— Written problem —
Word for word, print each line of the listing below; pictures stay out.

>> Start

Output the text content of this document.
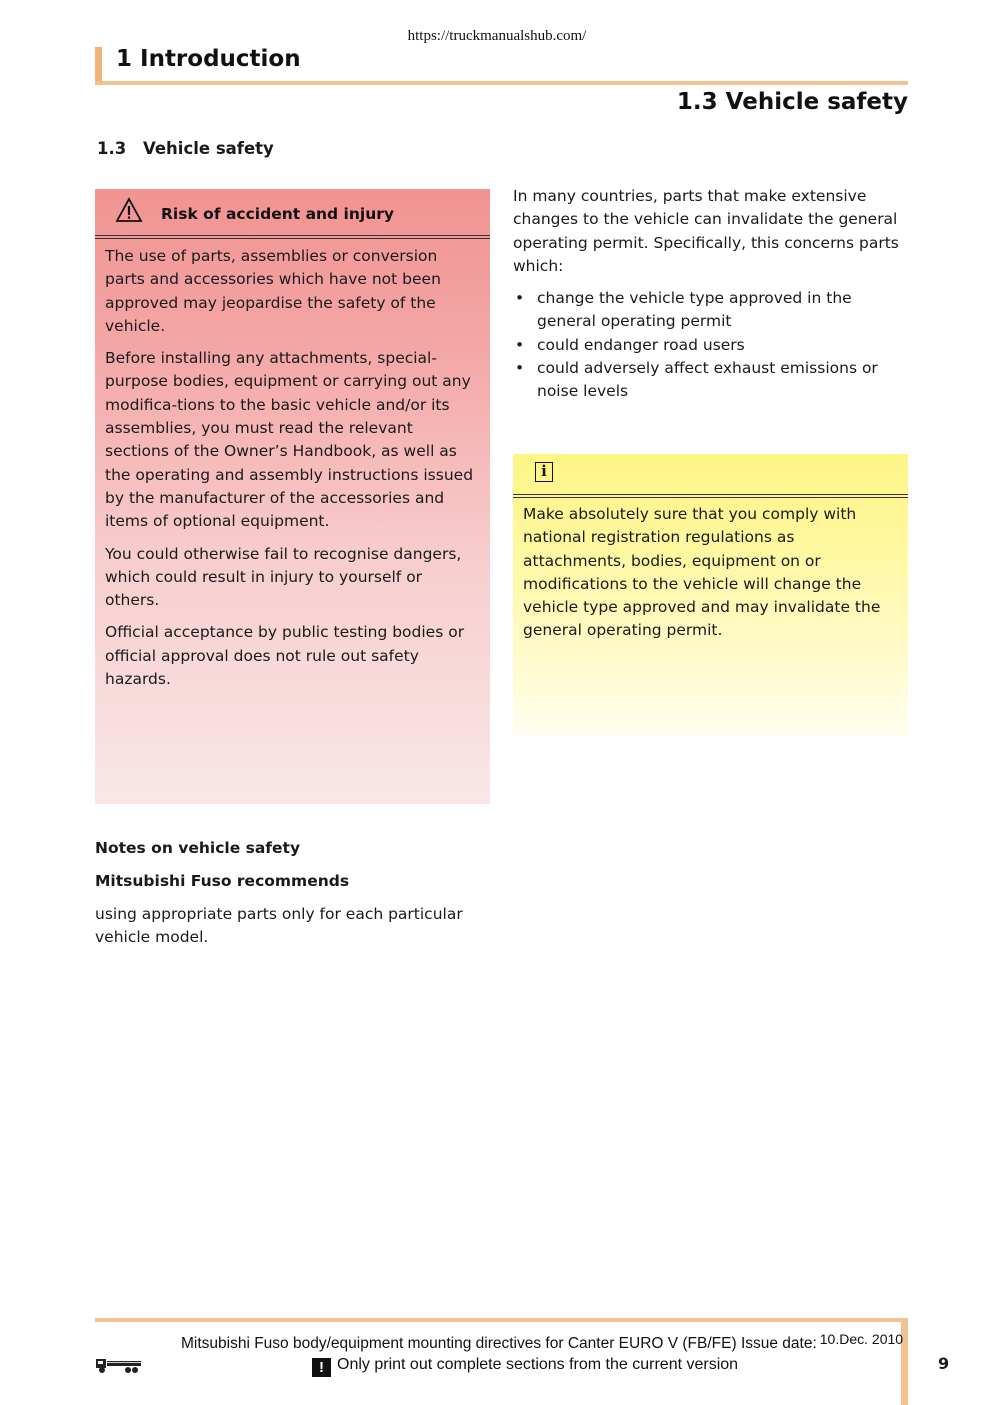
https://truckmanualshub.com/
1 Introduction
1.3 Vehicle safety
1.3 Vehicle safety
Risk of accident and injury

The use of parts, assemblies or conversion parts and accessories which have not been approved may jeopardise the safety of the vehicle.

Before installing any attachments, special-purpose bodies, equipment or carrying out any modifica-tions to the basic vehicle and/or its assemblies, you must read the relevant sections of the Owner’s Handbook, as well as the operating and assembly instructions issued by the manufacturer of the accessories and items of optional equipment.

You could otherwise fail to recognise dangers, which could result in injury to yourself or others.

Official acceptance by public testing bodies or official approval does not rule out safety hazards.

In many countries, parts that make extensive changes to the vehicle can invalidate the general operating permit. Specifically, this concerns parts which:

• change the vehicle type approved in the general operating permit
• could endanger road users
• could adversely affect exhaust emissions or noise levels
i

Make absolutely sure that you comply with national registration regulations as attachments, bodies, equipment on or modifications to the vehicle will change the vehicle type approved and may invalidate the general operating permit.

Notes on vehicle safety
Mitsubishi Fuso recommends

using appropriate parts only for each particular vehicle model.

Mitsubishi Fuso body/equipment mounting directives for Canter EURO V (FB/FE) Issue date: 10.Dec. 2010
! Only print out complete sections from the current version	9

>> End

— Written response —
Output the text content of this document.
https://truckmanualshub.com/
1 Introduction
1.3 Vehicle safety
1.3 Vehicle safety
Risk of accident and injury

The use of parts, assemblies or conversion parts and accessories which have not been approved may jeopardise the safety of the vehicle.

Before installing any attachments, special-purpose bodies, equipment or carrying out any modifica-tions to the basic vehicle and/or its assemblies, you must read the relevant sections of the Owner’s Handbook, as well as the operating and assembly instructions issued by the manufacturer of the accessories and items of optional equipment.

You could otherwise fail to recognise dangers, which could result in injury to yourself or others.

Official acceptance by public testing bodies or official approval does not rule out safety hazards.

In many countries, parts that make extensive changes to the vehicle can invalidate the general operating permit. Specifically, this concerns parts which:

• change the vehicle type approved in the general operating permit
• could endanger road users
• could adversely affect exhaust emissions or noise levels
i

Make absolutely sure that you comply with national registration regulations as attachments, bodies, equipment on or modifications to the vehicle will change the vehicle type approved and may invalidate the general operating permit.

Notes on vehicle safety
Mitsubishi Fuso recommends

using appropriate parts only for each particular vehicle model.

Mitsubishi Fuso body/equipment mounting directives for Canter EURO V (FB/FE) Issue date: 10.Dec. 2010
! Only print out complete sections from the current version	9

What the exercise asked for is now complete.